### Task directions:
Reproduce the data in its entirety, exactly as supplied.

### Source material:
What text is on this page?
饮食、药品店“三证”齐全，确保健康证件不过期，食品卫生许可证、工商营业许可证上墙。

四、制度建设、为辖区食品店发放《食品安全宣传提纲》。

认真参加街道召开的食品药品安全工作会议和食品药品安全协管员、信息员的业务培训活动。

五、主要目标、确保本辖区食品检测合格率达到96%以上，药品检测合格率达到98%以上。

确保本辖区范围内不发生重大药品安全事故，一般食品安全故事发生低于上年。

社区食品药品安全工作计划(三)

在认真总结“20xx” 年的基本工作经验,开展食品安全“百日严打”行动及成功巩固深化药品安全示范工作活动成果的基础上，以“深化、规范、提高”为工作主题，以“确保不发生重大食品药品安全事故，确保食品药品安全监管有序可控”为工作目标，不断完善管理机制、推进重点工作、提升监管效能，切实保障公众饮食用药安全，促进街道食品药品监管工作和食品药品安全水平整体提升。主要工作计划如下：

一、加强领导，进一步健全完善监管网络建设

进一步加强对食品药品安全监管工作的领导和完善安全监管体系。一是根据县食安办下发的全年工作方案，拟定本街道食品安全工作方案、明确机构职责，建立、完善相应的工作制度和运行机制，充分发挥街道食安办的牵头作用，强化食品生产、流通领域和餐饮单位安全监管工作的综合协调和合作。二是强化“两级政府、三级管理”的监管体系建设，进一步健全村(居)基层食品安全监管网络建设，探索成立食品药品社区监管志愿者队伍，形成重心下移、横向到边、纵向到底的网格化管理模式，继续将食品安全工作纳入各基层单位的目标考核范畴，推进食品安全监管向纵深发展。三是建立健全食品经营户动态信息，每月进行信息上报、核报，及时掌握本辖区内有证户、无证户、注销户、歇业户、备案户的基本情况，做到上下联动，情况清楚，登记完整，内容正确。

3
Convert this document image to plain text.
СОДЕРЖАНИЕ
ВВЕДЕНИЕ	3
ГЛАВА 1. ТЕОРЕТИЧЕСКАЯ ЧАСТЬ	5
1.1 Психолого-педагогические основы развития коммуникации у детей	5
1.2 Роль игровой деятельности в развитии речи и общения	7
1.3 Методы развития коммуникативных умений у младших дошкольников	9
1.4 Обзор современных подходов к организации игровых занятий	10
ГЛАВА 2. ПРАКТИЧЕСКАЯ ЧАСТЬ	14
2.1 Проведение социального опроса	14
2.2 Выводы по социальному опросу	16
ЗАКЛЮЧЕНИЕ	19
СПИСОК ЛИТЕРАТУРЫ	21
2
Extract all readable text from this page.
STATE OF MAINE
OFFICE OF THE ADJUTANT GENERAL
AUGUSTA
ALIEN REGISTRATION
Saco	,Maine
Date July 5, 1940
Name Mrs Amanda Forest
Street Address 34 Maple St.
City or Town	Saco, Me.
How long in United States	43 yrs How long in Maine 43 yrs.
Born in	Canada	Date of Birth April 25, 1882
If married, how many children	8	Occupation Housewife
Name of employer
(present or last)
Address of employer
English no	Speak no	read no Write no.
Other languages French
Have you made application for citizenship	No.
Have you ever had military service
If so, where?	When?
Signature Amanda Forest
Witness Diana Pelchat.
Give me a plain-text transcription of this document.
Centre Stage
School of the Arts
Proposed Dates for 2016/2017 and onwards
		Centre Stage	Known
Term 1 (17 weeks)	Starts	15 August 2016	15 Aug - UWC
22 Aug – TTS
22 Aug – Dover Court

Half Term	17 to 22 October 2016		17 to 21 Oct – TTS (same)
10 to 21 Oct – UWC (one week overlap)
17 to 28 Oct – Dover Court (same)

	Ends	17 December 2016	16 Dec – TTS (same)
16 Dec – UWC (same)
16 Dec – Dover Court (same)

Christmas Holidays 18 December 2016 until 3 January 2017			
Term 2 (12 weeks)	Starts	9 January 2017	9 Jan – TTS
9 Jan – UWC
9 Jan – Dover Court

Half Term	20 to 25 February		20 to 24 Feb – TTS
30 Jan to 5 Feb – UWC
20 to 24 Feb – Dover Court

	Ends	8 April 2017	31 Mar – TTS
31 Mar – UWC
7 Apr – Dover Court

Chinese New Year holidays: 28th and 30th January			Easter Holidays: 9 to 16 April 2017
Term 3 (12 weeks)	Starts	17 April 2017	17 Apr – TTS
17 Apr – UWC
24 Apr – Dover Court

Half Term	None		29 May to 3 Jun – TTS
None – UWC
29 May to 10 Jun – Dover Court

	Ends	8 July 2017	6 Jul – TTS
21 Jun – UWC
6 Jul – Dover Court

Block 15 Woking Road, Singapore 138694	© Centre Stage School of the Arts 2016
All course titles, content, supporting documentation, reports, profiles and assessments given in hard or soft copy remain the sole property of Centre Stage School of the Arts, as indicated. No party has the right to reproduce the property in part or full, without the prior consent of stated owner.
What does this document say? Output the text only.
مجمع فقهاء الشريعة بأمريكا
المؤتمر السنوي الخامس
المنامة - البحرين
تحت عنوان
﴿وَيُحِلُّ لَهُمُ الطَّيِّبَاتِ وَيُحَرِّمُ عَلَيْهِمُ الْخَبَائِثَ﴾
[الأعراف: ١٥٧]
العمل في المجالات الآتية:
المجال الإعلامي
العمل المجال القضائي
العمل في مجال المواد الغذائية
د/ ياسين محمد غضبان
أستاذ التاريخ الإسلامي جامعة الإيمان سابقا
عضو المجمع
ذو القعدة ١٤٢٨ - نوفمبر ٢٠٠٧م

### The result:
What text is on this page?
饮食、药品店“三证”齐全，确保健康证件不过期，食品卫生许可证、工商营业许可证上墙。

四、制度建设、为辖区食品店发放《食品安全宣传提纲》。

认真参加街道召开的食品药品安全工作会议和食品药品安全协管员、信息员的业务培训活动。

五、主要目标、确保本辖区食品检测合格率达到96%以上，药品检测合格率达到98%以上。

确保本辖区范围内不发生重大药品安全事故，一般食品安全故事发生低于上年。

社区食品药品安全工作计划(三)

在认真总结“20xx” 年的基本工作经验,开展食品安全“百日严打”行动及成功巩固深化药品安全示范工作活动成果的基础上，以“深化、规范、提高”为工作主题，以“确保不发生重大食品药品安全事故，确保食品药品安全监管有序可控”为工作目标，不断完善管理机制、推进重点工作、提升监管效能，切实保障公众饮食用药安全，促进街道食品药品监管工作和食品药品安全水平整体提升。主要工作计划如下：

一、加强领导，进一步健全完善监管网络建设

进一步加强对食品药品安全监管工作的领导和完善安全监管体系。一是根据县食安办下发的全年工作方案，拟定本街道食品安全工作方案、明确机构职责，建立、完善相应的工作制度和运行机制，充分发挥街道食安办的牵头作用，强化食品生产、流通领域和餐饮单位安全监管工作的综合协调和合作。二是强化“两级政府、三级管理”的监管体系建设，进一步健全村(居)基层食品安全监管网络建设，探索成立食品药品社区监管志愿者队伍，形成重心下移、横向到边、纵向到底的网格化管理模式，继续将食品安全工作纳入各基层单位的目标考核范畴，推进食品安全监管向纵深发展。三是建立健全食品经营户动态信息，每月进行信息上报、核报，及时掌握本辖区内有证户、无证户、注销户、歇业户、备案户的基本情况，做到上下联动，情况清楚，登记完整，内容正确。

3
Convert this document image to plain text.
СОДЕРЖАНИЕ
ВВЕДЕНИЕ	3
ГЛАВА 1. ТЕОРЕТИЧЕСКАЯ ЧАСТЬ	5
1.1 Психолого-педагогические основы развития коммуникации у детей	5
1.2 Роль игровой деятельности в развитии речи и общения	7
1.3 Методы развития коммуникативных умений у младших дошкольников	9
1.4 Обзор современных подходов к организации игровых занятий	10
ГЛАВА 2. ПРАКТИЧЕСКАЯ ЧАСТЬ	14
2.1 Проведение социального опроса	14
2.2 Выводы по социальному опросу	16
ЗАКЛЮЧЕНИЕ	19
СПИСОК ЛИТЕРАТУРЫ	21
2
Extract all readable text from this page.
STATE OF MAINE
OFFICE OF THE ADJUTANT GENERAL
AUGUSTA
ALIEN REGISTRATION
Saco	,Maine
Date July 5, 1940
Name Mrs Amanda Forest
Street Address 34 Maple St.
City or Town	Saco, Me.
How long in United States	43 yrs How long in Maine 43 yrs.
Born in	Canada	Date of Birth April 25, 1882
If married, how many children	8	Occupation Housewife
Name of employer
(present or last)
Address of employer
English no	Speak no	read no Write no.
Other languages French
Have you made application for citizenship	No.
Have you ever had military service
If so, where?	When?
Signature Amanda Forest
Witness Diana Pelchat.
Give me a plain-text transcription of this document.
Centre Stage
School of the Arts
Proposed Dates for 2016/2017 and onwards
		Centre Stage	Known
Term 1 (17 weeks)	Starts	15 August 2016	15 Aug - UWC
22 Aug – TTS
22 Aug – Dover Court

Half Term	17 to 22 October 2016		17 to 21 Oct – TTS (same)
10 to 21 Oct – UWC (one week overlap)
17 to 28 Oct – Dover Court (same)

	Ends	17 December 2016	16 Dec – TTS (same)
16 Dec – UWC (same)
16 Dec – Dover Court (same)

Christmas Holidays 18 December 2016 until 3 January 2017			
Term 2 (12 weeks)	Starts	9 January 2017	9 Jan – TTS
9 Jan – UWC
9 Jan – Dover Court

Half Term	20 to 25 February		20 to 24 Feb – TTS
30 Jan to 5 Feb – UWC
20 to 24 Feb – Dover Court

	Ends	8 April 2017	31 Mar – TTS
31 Mar – UWC
7 Apr – Dover Court

Chinese New Year holidays: 28th and 30th January			Easter Holidays: 9 to 16 April 2017
Term 3 (12 weeks)	Starts	17 April 2017	17 Apr – TTS
17 Apr – UWC
24 Apr – Dover Court

Half Term	None		29 May to 3 Jun – TTS
None – UWC
29 May to 10 Jun – Dover Court

	Ends	8 July 2017	6 Jul – TTS
21 Jun – UWC
6 Jul – Dover Court

Block 15 Woking Road, Singapore 138694	© Centre Stage School of the Arts 2016
All course titles, content, supporting documentation, reports, profiles and assessments given in hard or soft copy remain the sole property of Centre Stage School of the Arts, as indicated. No party has the right to reproduce the property in part or full, without the prior consent of stated owner.
What does this document say? Output the text only.
مجمع فقهاء الشريعة بأمريكا
المؤتمر السنوي الخامس
المنامة - البحرين
تحت عنوان
﴿وَيُحِلُّ لَهُمُ الطَّيِّبَاتِ وَيُحَرِّمُ عَلَيْهِمُ الْخَبَائِثَ﴾
[الأعراف: ١٥٧]
العمل في المجالات الآتية:
المجال الإعلامي
العمل المجال القضائي
العمل في مجال المواد الغذائية
د/ ياسين محمد غضبان
أستاذ التاريخ الإسلامي جامعة الإيمان سابقا
عضو المجمع
ذو القعدة ١٤٢٨ - نوفمبر ٢٠٠٧م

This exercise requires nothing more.